● **Instructions to follow**
Reproduce the records below in full and exactly, without their images.

● **Input for this task**

*****

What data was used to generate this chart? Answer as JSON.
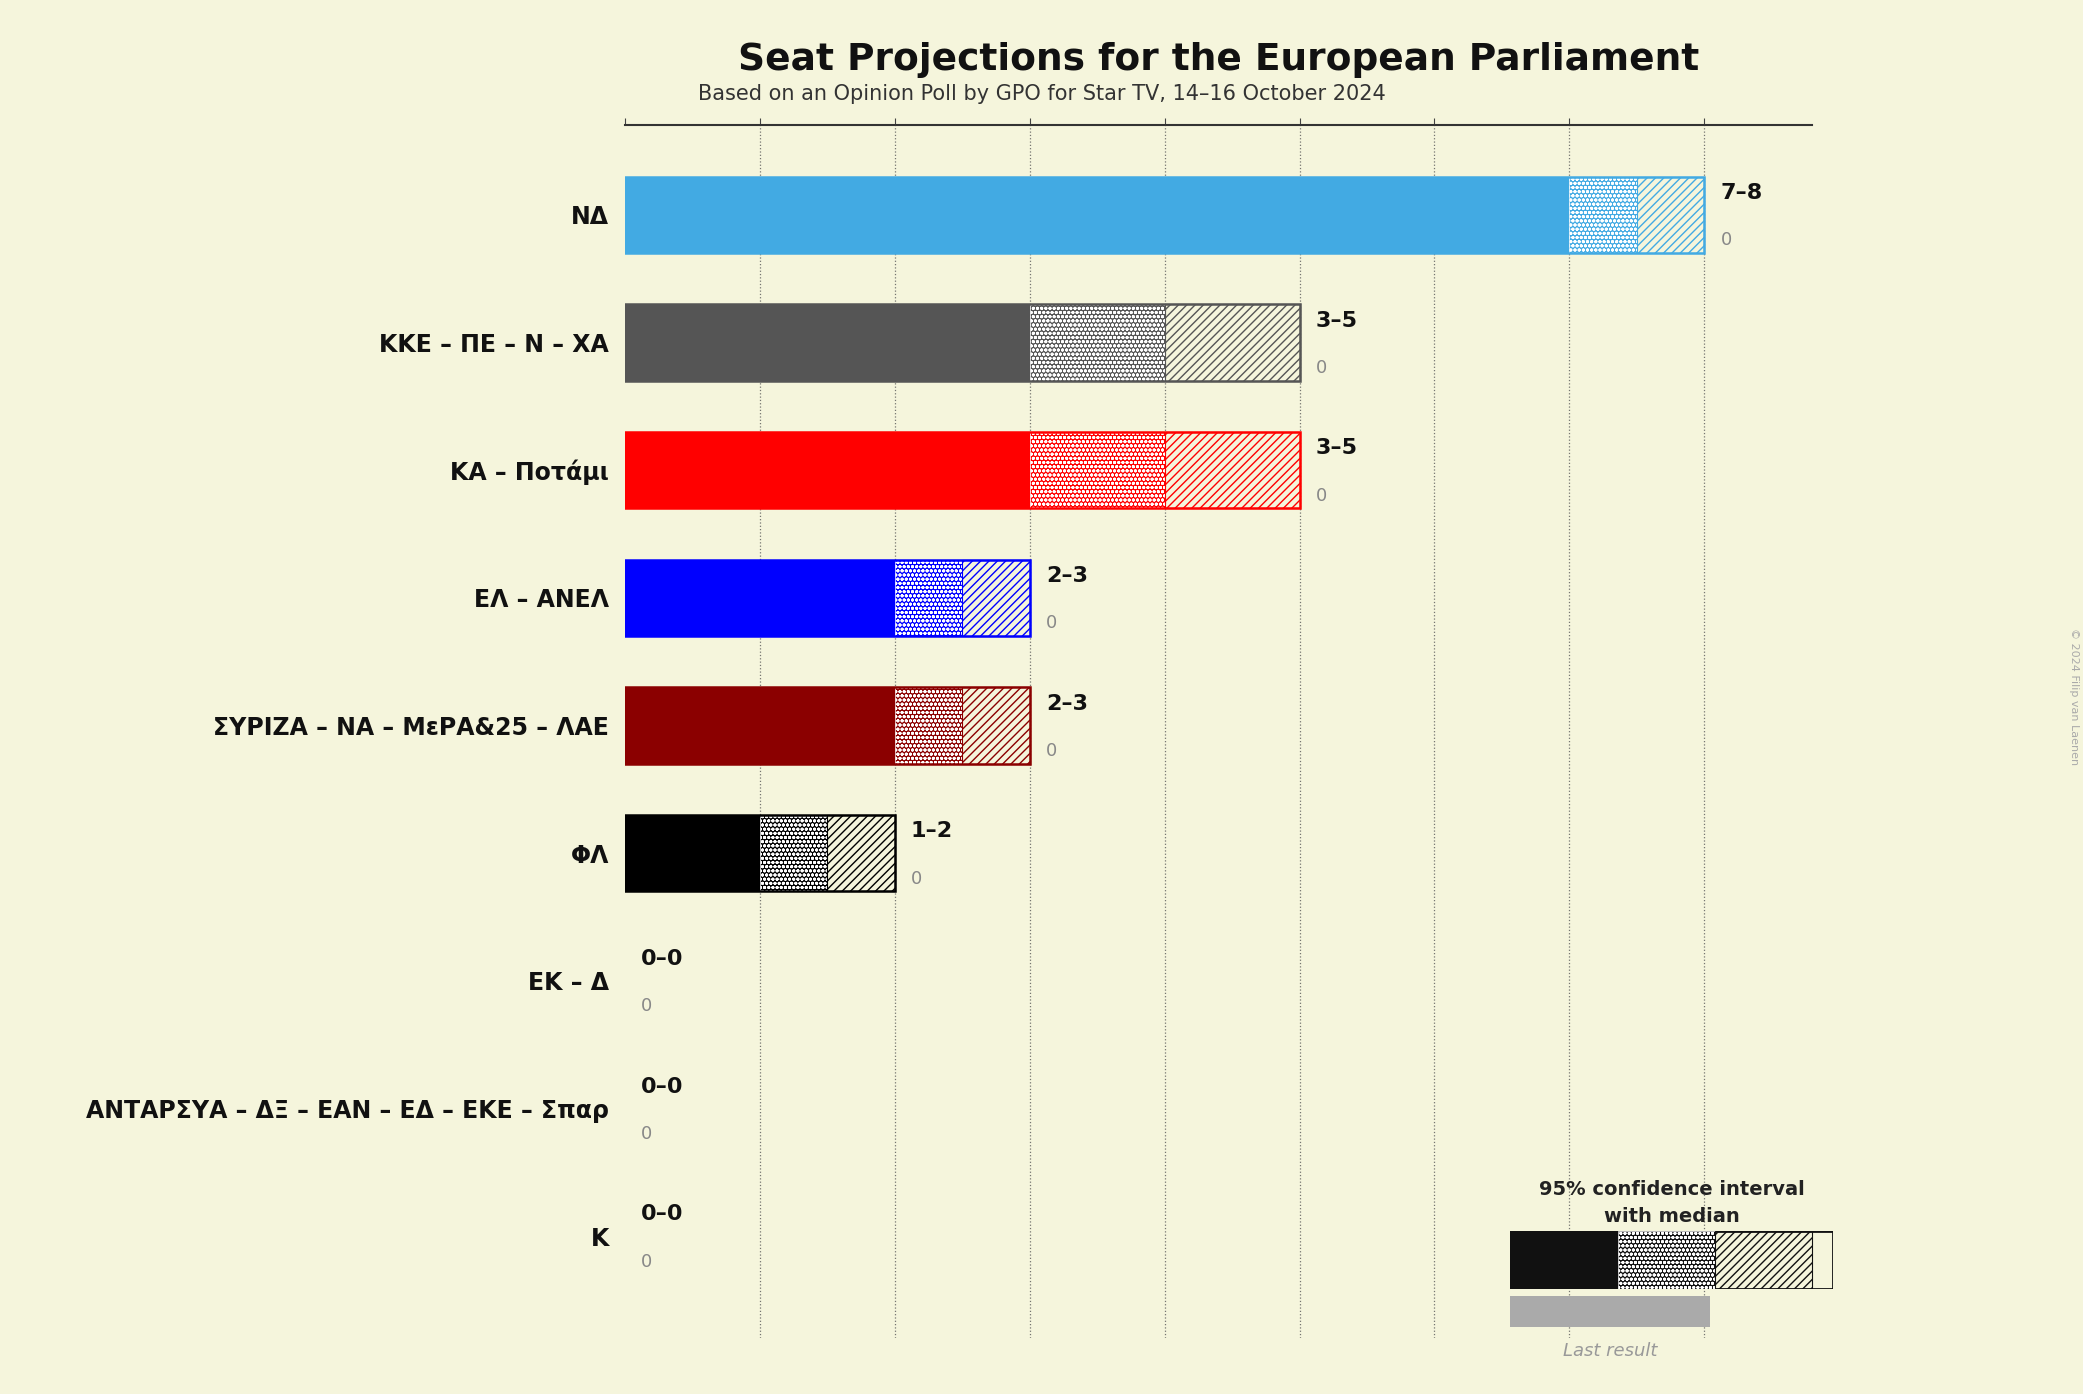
{
  "title": "Seat Projections for the European Parliament",
  "subtitle": "Based on an Opinion Poll by GPO for Star TV, 14–16 October 2024",
  "copyright": "© 2024 Filip van Laenen",
  "background_color": "#f5f5dc",
  "parties": [
    {
      "name": "NΔ",
      "color": "#42aae3",
      "median": 7,
      "low": 7,
      "high": 8,
      "last": 0
    },
    {
      "name": "KKE – ΠΕ – N – ΧΑ",
      "color": "#555555",
      "median": 3,
      "low": 3,
      "high": 5,
      "last": 0
    },
    {
      "name": "KΑ – Ποτάμι",
      "color": "#ff0000",
      "median": 3,
      "low": 3,
      "high": 5,
      "last": 0
    },
    {
      "name": "ΕΛ – ΑΝΕΛ",
      "color": "#0000ff",
      "median": 2,
      "low": 2,
      "high": 3,
      "last": 0
    },
    {
      "name": "ΣΥΡΙΖΑ – NΑ – MεΡΑ&25 – ΛΑΕ",
      "color": "#8b0000",
      "median": 2,
      "low": 2,
      "high": 3,
      "last": 0
    },
    {
      "name": "ΦΛ",
      "color": "#000000",
      "median": 1,
      "low": 1,
      "high": 2,
      "last": 0
    },
    {
      "name": "ΕK – Δ",
      "color": "#555555",
      "median": 0,
      "low": 0,
      "high": 0,
      "last": 0
    },
    {
      "name": "ΑΝΤΑΡΣΥΑ – ΔΞ – ΕΑΝ – ΕΔ – ΕKΕ – Σπαρ",
      "color": "#555555",
      "median": 0,
      "low": 0,
      "high": 0,
      "last": 0
    },
    {
      "name": "K",
      "color": "#555555",
      "median": 0,
      "low": 0,
      "high": 0,
      "last": 0
    }
  ],
  "xlim": [
    0,
    8.8
  ],
  "xticks": [
    0,
    1,
    2,
    3,
    4,
    5,
    6,
    7,
    8
  ],
  "legend_text1": "95% confidence interval",
  "legend_text2": "with median",
  "legend_last": "Last result"
}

*****

● **Exercise response**
What data was used to generate this chart? Answer as JSON.
{
  "title": "Seat Projections for the European Parliament",
  "subtitle": "Based on an Opinion Poll by GPO for Star TV, 14–16 October 2024",
  "copyright": "© 2024 Filip van Laenen",
  "background_color": "#f5f5dc",
  "parties": [
    {
      "name": "NΔ",
      "color": "#42aae3",
      "median": 7,
      "low": 7,
      "high": 8,
      "last": 0
    },
    {
      "name": "KKE – ΠΕ – N – ΧΑ",
      "color": "#555555",
      "median": 3,
      "low": 3,
      "high": 5,
      "last": 0
    },
    {
      "name": "KΑ – Ποτάμι",
      "color": "#ff0000",
      "median": 3,
      "low": 3,
      "high": 5,
      "last": 0
    },
    {
      "name": "ΕΛ – ΑΝΕΛ",
      "color": "#0000ff",
      "median": 2,
      "low": 2,
      "high": 3,
      "last": 0
    },
    {
      "name": "ΣΥΡΙΖΑ – NΑ – MεΡΑ&25 – ΛΑΕ",
      "color": "#8b0000",
      "median": 2,
      "low": 2,
      "high": 3,
      "last": 0
    },
    {
      "name": "ΦΛ",
      "color": "#000000",
      "median": 1,
      "low": 1,
      "high": 2,
      "last": 0
    },
    {
      "name": "ΕK – Δ",
      "color": "#555555",
      "median": 0,
      "low": 0,
      "high": 0,
      "last": 0
    },
    {
      "name": "ΑΝΤΑΡΣΥΑ – ΔΞ – ΕΑΝ – ΕΔ – ΕKΕ – Σπαρ",
      "color": "#555555",
      "median": 0,
      "low": 0,
      "high": 0,
      "last": 0
    },
    {
      "name": "K",
      "color": "#555555",
      "median": 0,
      "low": 0,
      "high": 0,
      "last": 0
    }
  ],
  "xlim": [
    0,
    8.8
  ],
  "xticks": [
    0,
    1,
    2,
    3,
    4,
    5,
    6,
    7,
    8
  ],
  "legend_text1": "95% confidence interval",
  "legend_text2": "with median",
  "legend_last": "Last result"
}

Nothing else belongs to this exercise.